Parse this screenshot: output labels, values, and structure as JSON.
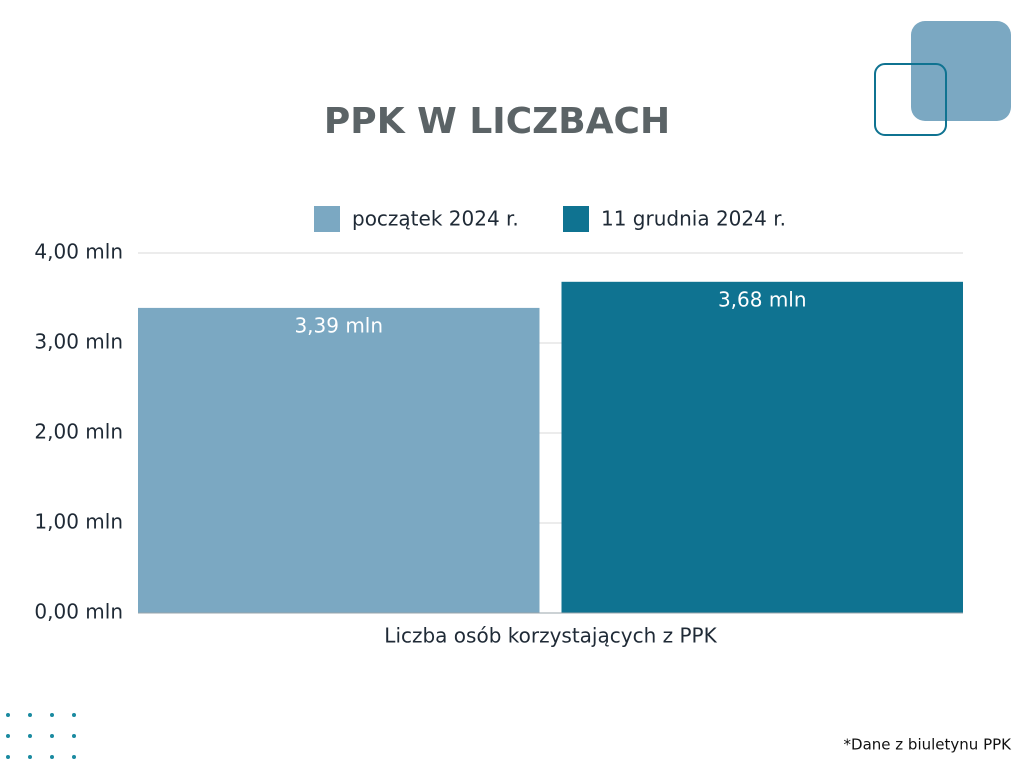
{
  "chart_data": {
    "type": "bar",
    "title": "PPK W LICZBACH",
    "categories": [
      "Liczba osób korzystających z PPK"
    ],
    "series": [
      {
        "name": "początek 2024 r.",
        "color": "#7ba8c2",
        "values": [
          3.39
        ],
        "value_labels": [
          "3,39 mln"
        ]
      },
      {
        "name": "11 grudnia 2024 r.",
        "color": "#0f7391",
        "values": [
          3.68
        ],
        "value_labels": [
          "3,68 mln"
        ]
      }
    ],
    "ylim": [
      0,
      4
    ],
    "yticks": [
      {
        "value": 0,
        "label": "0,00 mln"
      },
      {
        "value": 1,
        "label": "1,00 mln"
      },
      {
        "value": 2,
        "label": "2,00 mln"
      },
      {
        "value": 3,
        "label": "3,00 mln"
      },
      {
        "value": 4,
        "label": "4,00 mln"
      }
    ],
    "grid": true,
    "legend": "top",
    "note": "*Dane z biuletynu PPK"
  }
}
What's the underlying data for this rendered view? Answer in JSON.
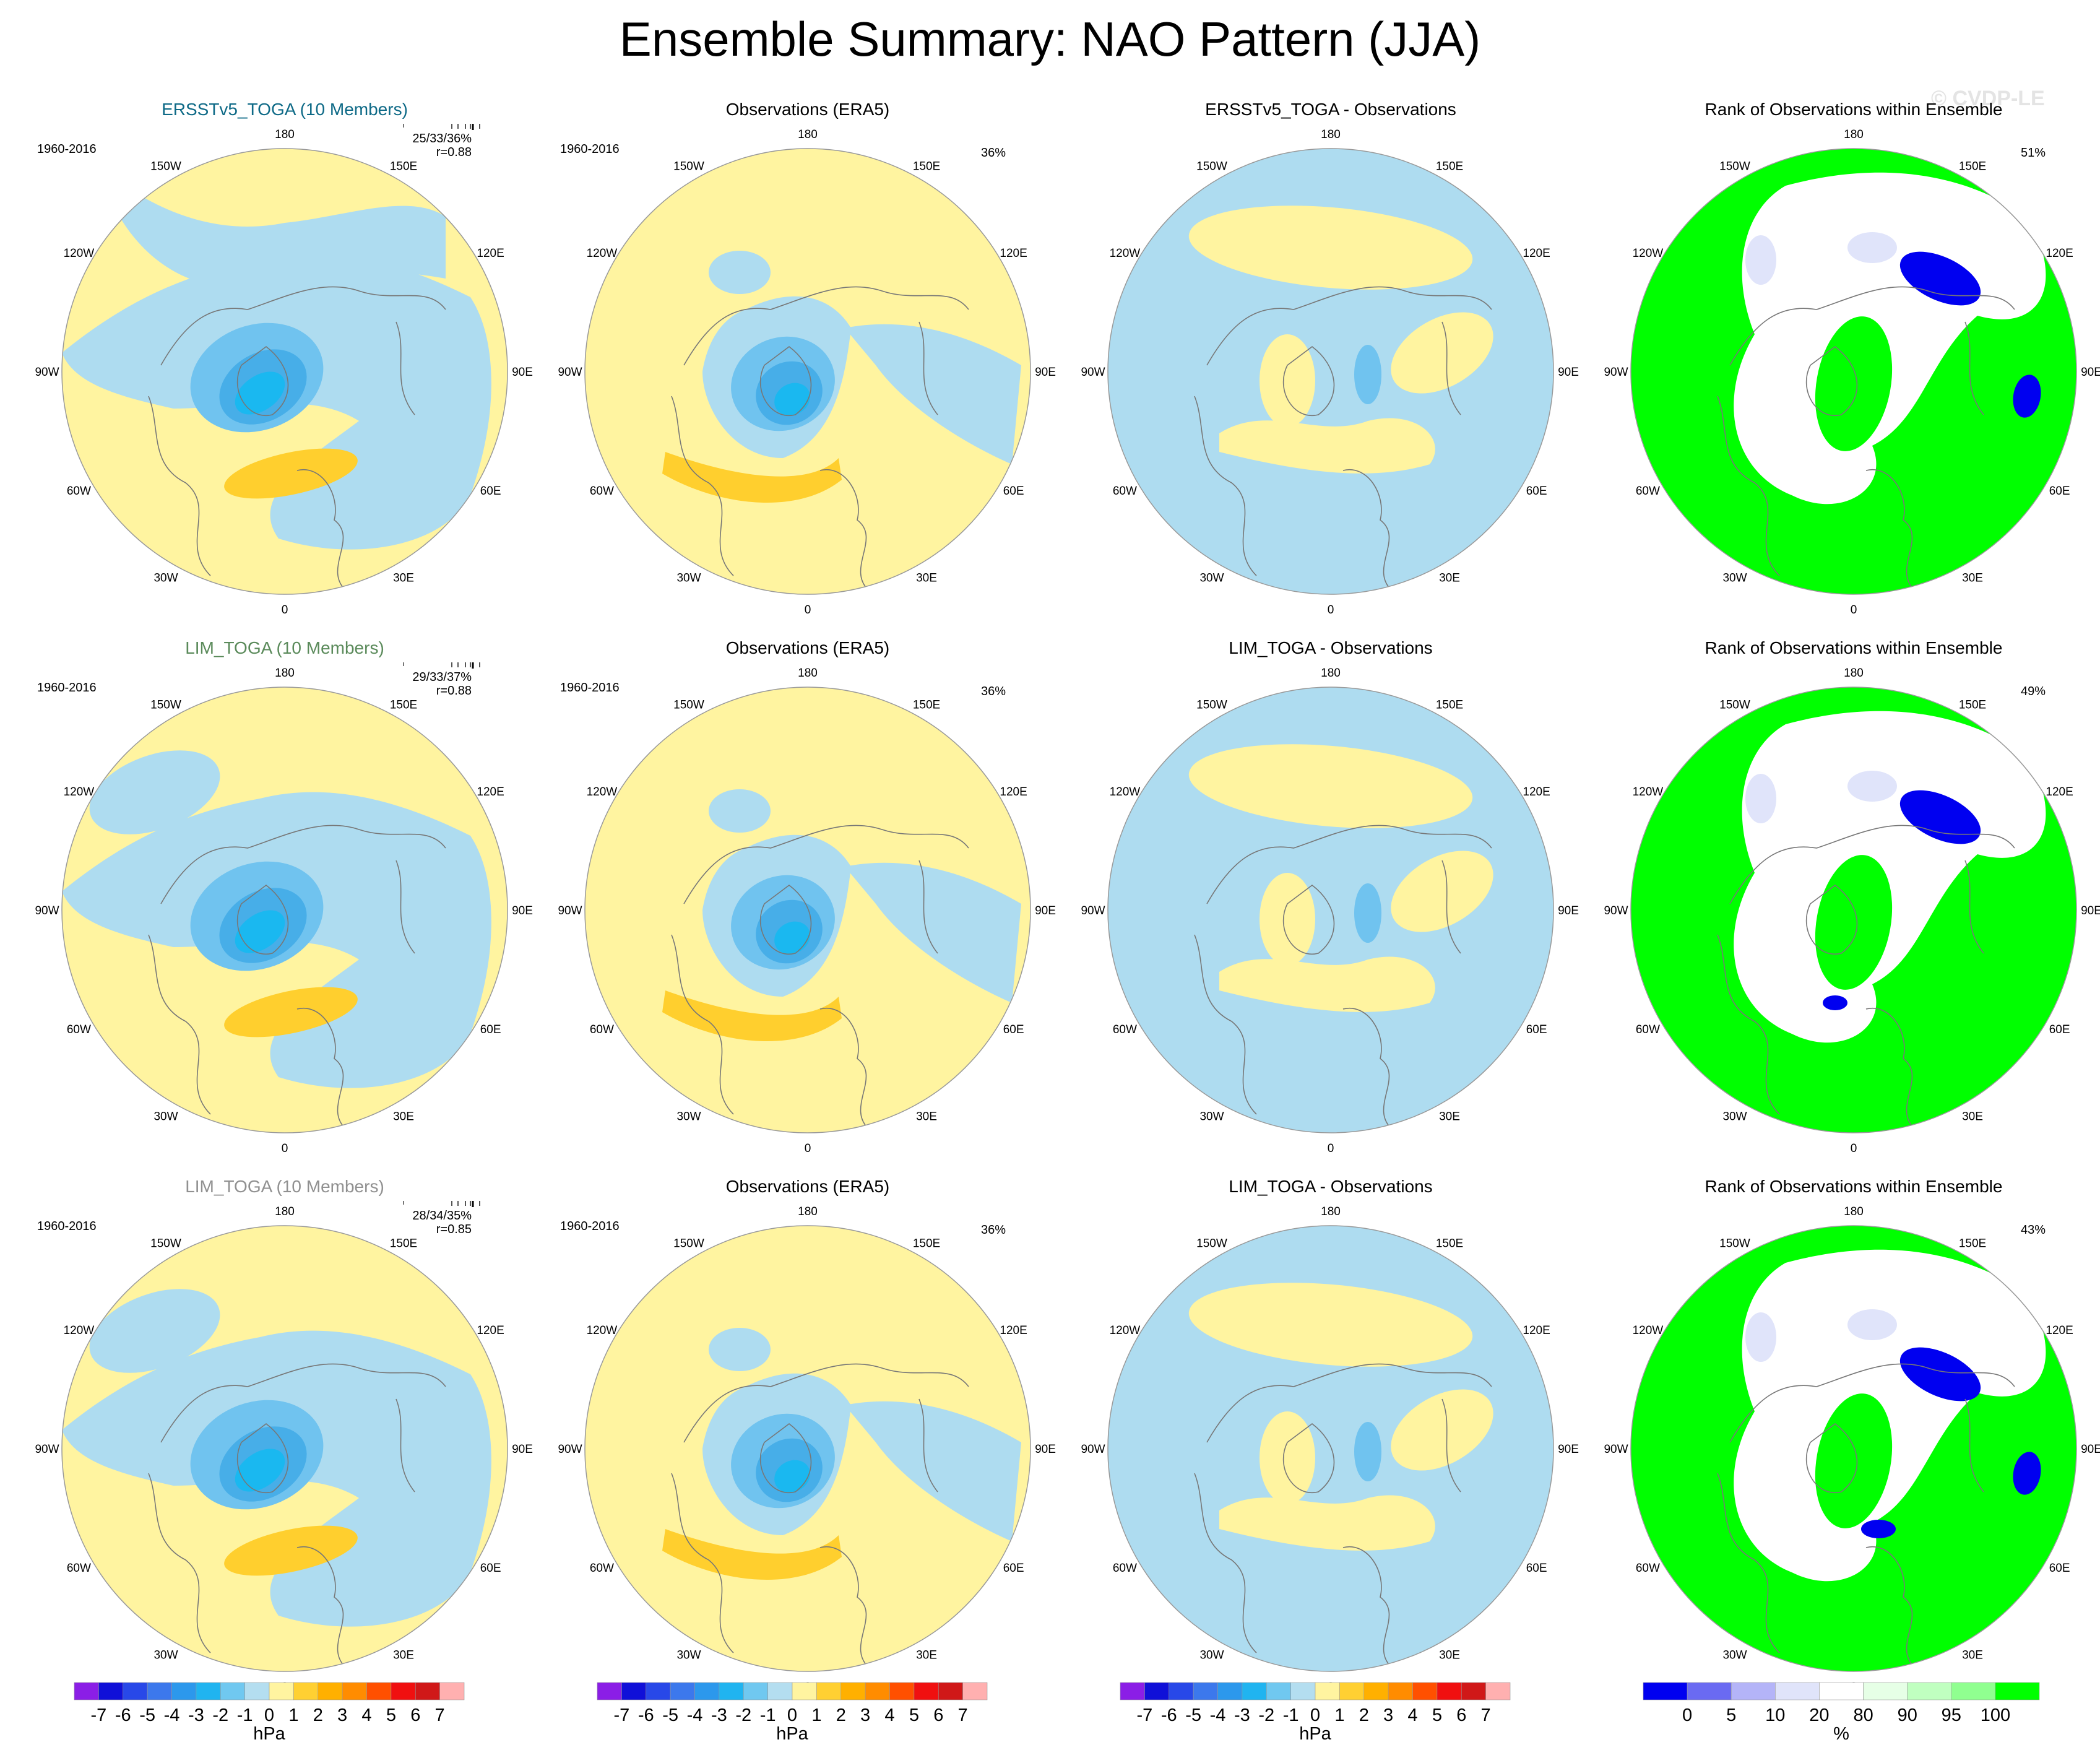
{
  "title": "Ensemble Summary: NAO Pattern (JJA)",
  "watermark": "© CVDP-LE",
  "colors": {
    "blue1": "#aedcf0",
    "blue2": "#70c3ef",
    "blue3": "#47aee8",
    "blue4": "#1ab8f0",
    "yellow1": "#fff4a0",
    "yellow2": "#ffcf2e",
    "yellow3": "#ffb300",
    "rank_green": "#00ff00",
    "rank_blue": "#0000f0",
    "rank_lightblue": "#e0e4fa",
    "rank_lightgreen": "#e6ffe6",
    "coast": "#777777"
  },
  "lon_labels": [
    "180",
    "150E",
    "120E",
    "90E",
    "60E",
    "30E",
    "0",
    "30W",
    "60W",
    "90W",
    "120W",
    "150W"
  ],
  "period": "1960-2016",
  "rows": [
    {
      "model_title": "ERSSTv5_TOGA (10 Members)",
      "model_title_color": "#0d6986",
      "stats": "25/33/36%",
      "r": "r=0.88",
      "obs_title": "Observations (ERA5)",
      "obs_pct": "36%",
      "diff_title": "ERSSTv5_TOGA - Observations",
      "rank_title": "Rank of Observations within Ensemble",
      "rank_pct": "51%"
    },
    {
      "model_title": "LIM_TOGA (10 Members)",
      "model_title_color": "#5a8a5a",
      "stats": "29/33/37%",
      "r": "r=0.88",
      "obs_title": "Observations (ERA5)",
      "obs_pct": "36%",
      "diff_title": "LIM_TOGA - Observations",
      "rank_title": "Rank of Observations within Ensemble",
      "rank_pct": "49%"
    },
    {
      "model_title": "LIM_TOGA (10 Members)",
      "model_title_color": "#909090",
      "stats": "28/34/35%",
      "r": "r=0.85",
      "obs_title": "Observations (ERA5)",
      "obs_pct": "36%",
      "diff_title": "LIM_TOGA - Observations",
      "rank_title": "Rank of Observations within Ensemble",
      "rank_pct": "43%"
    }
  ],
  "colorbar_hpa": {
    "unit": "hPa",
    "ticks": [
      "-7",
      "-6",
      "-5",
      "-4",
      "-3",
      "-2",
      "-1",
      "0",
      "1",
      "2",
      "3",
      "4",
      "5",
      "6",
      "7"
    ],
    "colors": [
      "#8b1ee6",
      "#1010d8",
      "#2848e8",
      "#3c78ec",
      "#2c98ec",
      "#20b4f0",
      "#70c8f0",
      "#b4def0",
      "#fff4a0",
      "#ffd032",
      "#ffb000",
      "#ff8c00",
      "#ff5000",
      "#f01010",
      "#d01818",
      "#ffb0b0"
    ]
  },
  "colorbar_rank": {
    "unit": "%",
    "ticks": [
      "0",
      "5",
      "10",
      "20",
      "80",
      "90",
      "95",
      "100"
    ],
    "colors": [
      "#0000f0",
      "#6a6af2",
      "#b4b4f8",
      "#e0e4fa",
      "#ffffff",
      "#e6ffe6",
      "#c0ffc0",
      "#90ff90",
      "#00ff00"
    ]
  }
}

What is asked
Quote the preceding listing precisely and completely, omitting its images.

Answer to this task
Parse this screenshot: output labels, values, and structure as JSON.
{
  "chart_data": {
    "type": "bar",
    "title": "PPK W LICZBACH",
    "categories": [
      "Liczba osób korzystających z PPK"
    ],
    "series": [
      {
        "name": "początek 2024 r.",
        "color": "#7ba8c2",
        "values": [
          3.39
        ],
        "value_labels": [
          "3,39 mln"
        ]
      },
      {
        "name": "11 grudnia 2024 r.",
        "color": "#0f7391",
        "values": [
          3.68
        ],
        "value_labels": [
          "3,68 mln"
        ]
      }
    ],
    "ylim": [
      0,
      4
    ],
    "yticks": [
      {
        "value": 0,
        "label": "0,00 mln"
      },
      {
        "value": 1,
        "label": "1,00 mln"
      },
      {
        "value": 2,
        "label": "2,00 mln"
      },
      {
        "value": 3,
        "label": "3,00 mln"
      },
      {
        "value": 4,
        "label": "4,00 mln"
      }
    ],
    "grid": true,
    "legend": "top",
    "note": "*Dane z biuletynu PPK"
  }
}
What's the underlying data for this rendered view? Answer in JSON.
{
  "title": "Ensemble Summary: NAO Pattern (JJA)",
  "watermark": "© CVDP-LE",
  "colors": {
    "blue1": "#aedcf0",
    "blue2": "#70c3ef",
    "blue3": "#47aee8",
    "blue4": "#1ab8f0",
    "yellow1": "#fff4a0",
    "yellow2": "#ffcf2e",
    "yellow3": "#ffb300",
    "rank_green": "#00ff00",
    "rank_blue": "#0000f0",
    "rank_lightblue": "#e0e4fa",
    "rank_lightgreen": "#e6ffe6",
    "coast": "#777777"
  },
  "lon_labels": [
    "180",
    "150E",
    "120E",
    "90E",
    "60E",
    "30E",
    "0",
    "30W",
    "60W",
    "90W",
    "120W",
    "150W"
  ],
  "period": "1960-2016",
  "rows": [
    {
      "model_title": "ERSSTv5_TOGA (10 Members)",
      "model_title_color": "#0d6986",
      "stats": "25/33/36%",
      "r": "r=0.88",
      "obs_title": "Observations (ERA5)",
      "obs_pct": "36%",
      "diff_title": "ERSSTv5_TOGA - Observations",
      "rank_title": "Rank of Observations within Ensemble",
      "rank_pct": "51%"
    },
    {
      "model_title": "LIM_TOGA (10 Members)",
      "model_title_color": "#5a8a5a",
      "stats": "29/33/37%",
      "r": "r=0.88",
      "obs_title": "Observations (ERA5)",
      "obs_pct": "36%",
      "diff_title": "LIM_TOGA - Observations",
      "rank_title": "Rank of Observations within Ensemble",
      "rank_pct": "49%"
    },
    {
      "model_title": "LIM_TOGA (10 Members)",
      "model_title_color": "#909090",
      "stats": "28/34/35%",
      "r": "r=0.85",
      "obs_title": "Observations (ERA5)",
      "obs_pct": "36%",
      "diff_title": "LIM_TOGA - Observations",
      "rank_title": "Rank of Observations within Ensemble",
      "rank_pct": "43%"
    }
  ],
  "colorbar_hpa": {
    "unit": "hPa",
    "ticks": [
      "-7",
      "-6",
      "-5",
      "-4",
      "-3",
      "-2",
      "-1",
      "0",
      "1",
      "2",
      "3",
      "4",
      "5",
      "6",
      "7"
    ],
    "colors": [
      "#8b1ee6",
      "#1010d8",
      "#2848e8",
      "#3c78ec",
      "#2c98ec",
      "#20b4f0",
      "#70c8f0",
      "#b4def0",
      "#fff4a0",
      "#ffd032",
      "#ffb000",
      "#ff8c00",
      "#ff5000",
      "#f01010",
      "#d01818",
      "#ffb0b0"
    ]
  },
  "colorbar_rank": {
    "unit": "%",
    "ticks": [
      "0",
      "5",
      "10",
      "20",
      "80",
      "90",
      "95",
      "100"
    ],
    "colors": [
      "#0000f0",
      "#6a6af2",
      "#b4b4f8",
      "#e0e4fa",
      "#ffffff",
      "#e6ffe6",
      "#c0ffc0",
      "#90ff90",
      "#00ff00"
    ]
  }
}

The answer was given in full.